- **ENTRIES SHOWN**
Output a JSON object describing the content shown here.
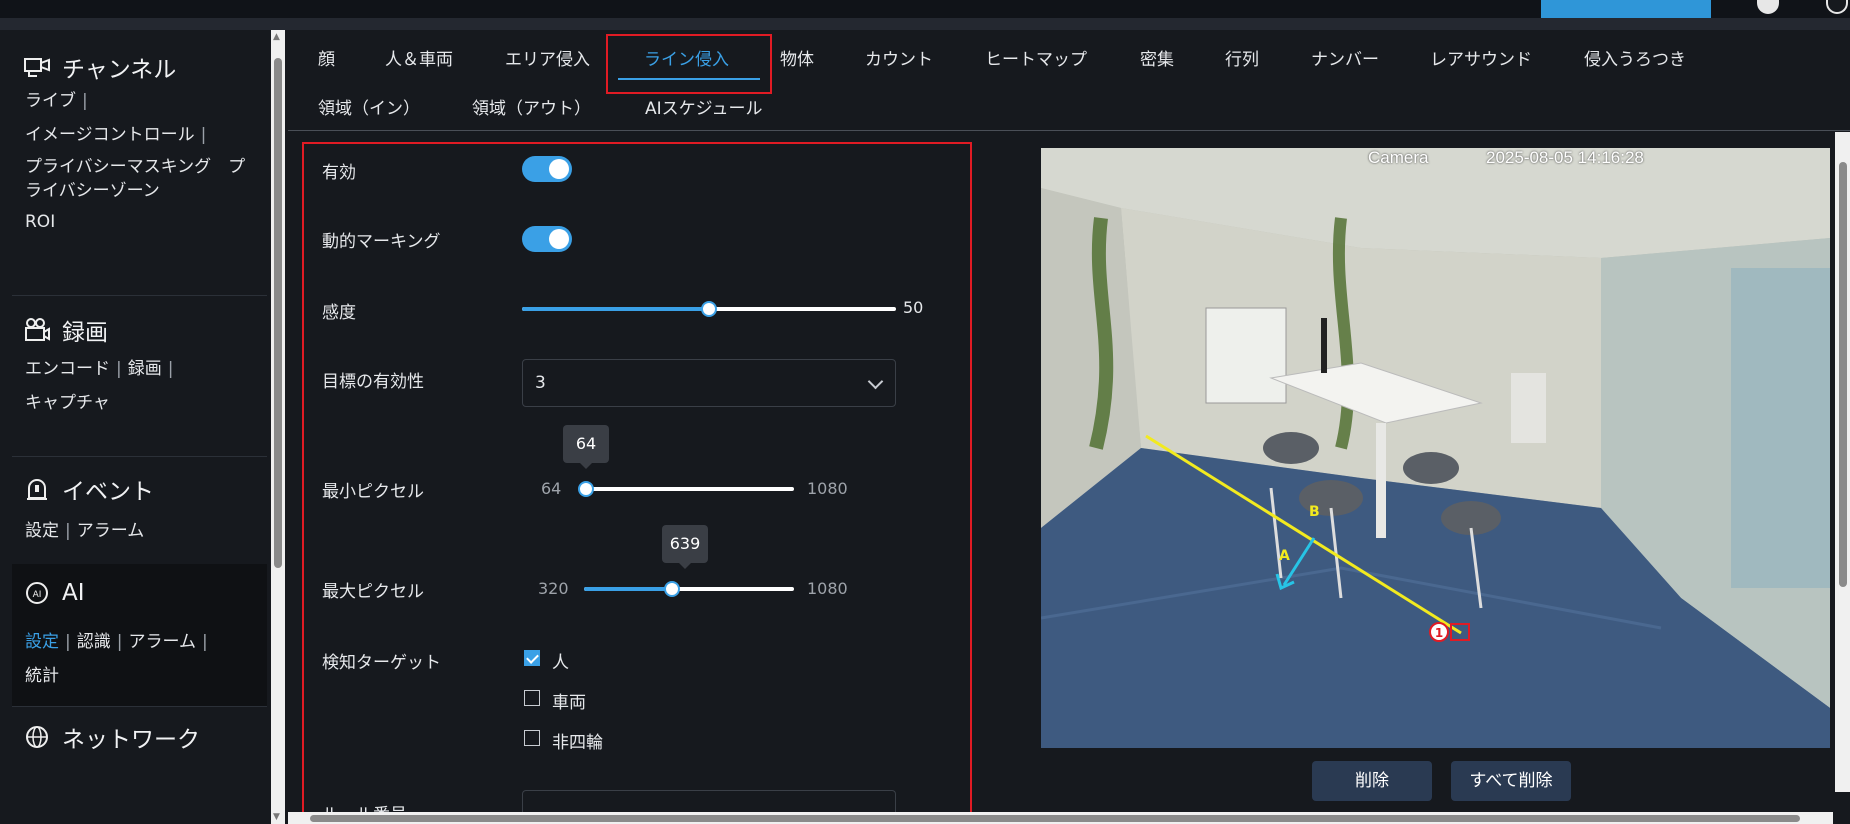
{
  "sidebar": {
    "channel": {
      "title": "チャンネル",
      "items": [
        "ライブ",
        "イメージコントロール",
        "プライバシーマスキング",
        "プライバシーゾーン",
        "ROI"
      ]
    },
    "record": {
      "title": "録画",
      "items": [
        "エンコード",
        "録画",
        "キャプチャ"
      ]
    },
    "event": {
      "title": "イベント",
      "items": [
        "設定",
        "アラーム"
      ]
    },
    "ai": {
      "title": "AI",
      "items": [
        "設定",
        "認識",
        "アラーム",
        "統計"
      ]
    },
    "network": {
      "title": "ネットワーク"
    }
  },
  "tabs": {
    "row1": [
      "顔",
      "人＆車両",
      "エリア侵入",
      "ライン侵入",
      "物体",
      "カウント",
      "ヒートマップ",
      "密集",
      "行列",
      "ナンバー",
      "レアサウンド",
      "侵入うろつき"
    ],
    "row2": [
      "領域（イン）",
      "領域（アウト）",
      "AIスケジュール"
    ],
    "active": "ライン侵入"
  },
  "form": {
    "enable_label": "有効",
    "enable_on": true,
    "dynamic_marking_label": "動的マーキング",
    "dynamic_marking_on": true,
    "sensitivity_label": "感度",
    "sensitivity_value": "50",
    "sensitivity_level": 50,
    "target_validity_label": "目標の有効性",
    "target_validity_value": "3",
    "min_pixel_label": "最小ピクセル",
    "min_pixel_min": "64",
    "min_pixel_max": "1080",
    "min_pixel_value": "64",
    "max_pixel_label": "最大ピクセル",
    "max_pixel_min": "320",
    "max_pixel_max": "1080",
    "max_pixel_value": "639",
    "detect_target_label": "検知ターゲット",
    "targets": [
      {
        "label": "人",
        "checked": true
      },
      {
        "label": "車両",
        "checked": false
      },
      {
        "label": "非四輪",
        "checked": false
      }
    ],
    "rule_number_label": "ルール番号"
  },
  "video": {
    "camera_name": "Camera",
    "timestamp": "2025-08-05 14:16:28",
    "line_label_a": "A",
    "line_label_b": "B",
    "rule_index": "1"
  },
  "buttons": {
    "delete": "削除",
    "delete_all": "すべて削除"
  },
  "colors": {
    "accent": "#3aa0e6",
    "highlight_box": "#e01b24",
    "line": "#f2ea1f",
    "direction_arrow": "#27c4e6"
  }
}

- **DIRECTIONS**
Pictures are to be left out; repeat all the remaining data exactly.

- **RESULT**
Output a JSON object describing the content shown here.
{
  "sidebar": {
    "channel": {
      "title": "チャンネル",
      "items": [
        "ライブ",
        "イメージコントロール",
        "プライバシーマスキング",
        "プライバシーゾーン",
        "ROI"
      ]
    },
    "record": {
      "title": "録画",
      "items": [
        "エンコード",
        "録画",
        "キャプチャ"
      ]
    },
    "event": {
      "title": "イベント",
      "items": [
        "設定",
        "アラーム"
      ]
    },
    "ai": {
      "title": "AI",
      "items": [
        "設定",
        "認識",
        "アラーム",
        "統計"
      ]
    },
    "network": {
      "title": "ネットワーク"
    }
  },
  "tabs": {
    "row1": [
      "顔",
      "人＆車両",
      "エリア侵入",
      "ライン侵入",
      "物体",
      "カウント",
      "ヒートマップ",
      "密集",
      "行列",
      "ナンバー",
      "レアサウンド",
      "侵入うろつき"
    ],
    "row2": [
      "領域（イン）",
      "領域（アウト）",
      "AIスケジュール"
    ],
    "active": "ライン侵入"
  },
  "form": {
    "enable_label": "有効",
    "enable_on": true,
    "dynamic_marking_label": "動的マーキング",
    "dynamic_marking_on": true,
    "sensitivity_label": "感度",
    "sensitivity_value": "50",
    "sensitivity_level": 50,
    "target_validity_label": "目標の有効性",
    "target_validity_value": "3",
    "min_pixel_label": "最小ピクセル",
    "min_pixel_min": "64",
    "min_pixel_max": "1080",
    "min_pixel_value": "64",
    "max_pixel_label": "最大ピクセル",
    "max_pixel_min": "320",
    "max_pixel_max": "1080",
    "max_pixel_value": "639",
    "detect_target_label": "検知ターゲット",
    "targets": [
      {
        "label": "人",
        "checked": true
      },
      {
        "label": "車両",
        "checked": false
      },
      {
        "label": "非四輪",
        "checked": false
      }
    ],
    "rule_number_label": "ルール番号"
  },
  "video": {
    "camera_name": "Camera",
    "timestamp": "2025-08-05 14:16:28",
    "line_label_a": "A",
    "line_label_b": "B",
    "rule_index": "1"
  },
  "buttons": {
    "delete": "削除",
    "delete_all": "すべて削除"
  },
  "colors": {
    "accent": "#3aa0e6",
    "highlight_box": "#e01b24",
    "line": "#f2ea1f",
    "direction_arrow": "#27c4e6"
  }
}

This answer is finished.